(Collected data entries)
++++++++

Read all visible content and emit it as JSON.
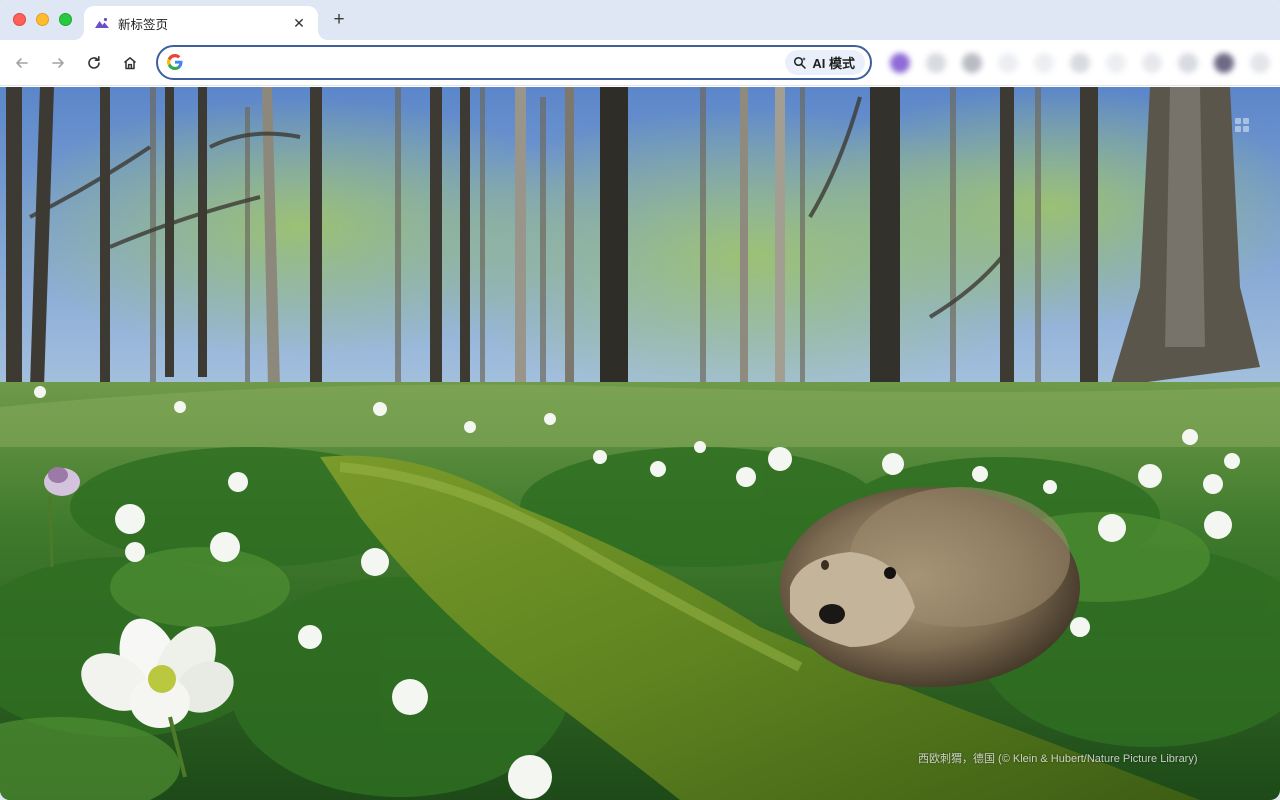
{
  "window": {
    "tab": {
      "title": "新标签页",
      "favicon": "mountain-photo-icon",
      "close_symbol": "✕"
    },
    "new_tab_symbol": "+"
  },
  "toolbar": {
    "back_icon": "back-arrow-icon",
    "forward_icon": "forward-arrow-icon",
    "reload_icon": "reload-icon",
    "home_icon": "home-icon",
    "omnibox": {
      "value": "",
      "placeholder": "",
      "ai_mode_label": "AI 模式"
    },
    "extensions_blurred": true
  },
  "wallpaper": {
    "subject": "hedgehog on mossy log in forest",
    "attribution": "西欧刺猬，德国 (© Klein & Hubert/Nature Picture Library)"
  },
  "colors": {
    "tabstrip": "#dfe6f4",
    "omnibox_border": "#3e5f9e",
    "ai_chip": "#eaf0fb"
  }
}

++++++++

> _Task to carry out_
Search the listing for the string "arrow". Copy each line where it turns up.

> _Written solution_
    "back_icon": "back-arrow-icon",
    "forward_icon": "forward-arrow-icon",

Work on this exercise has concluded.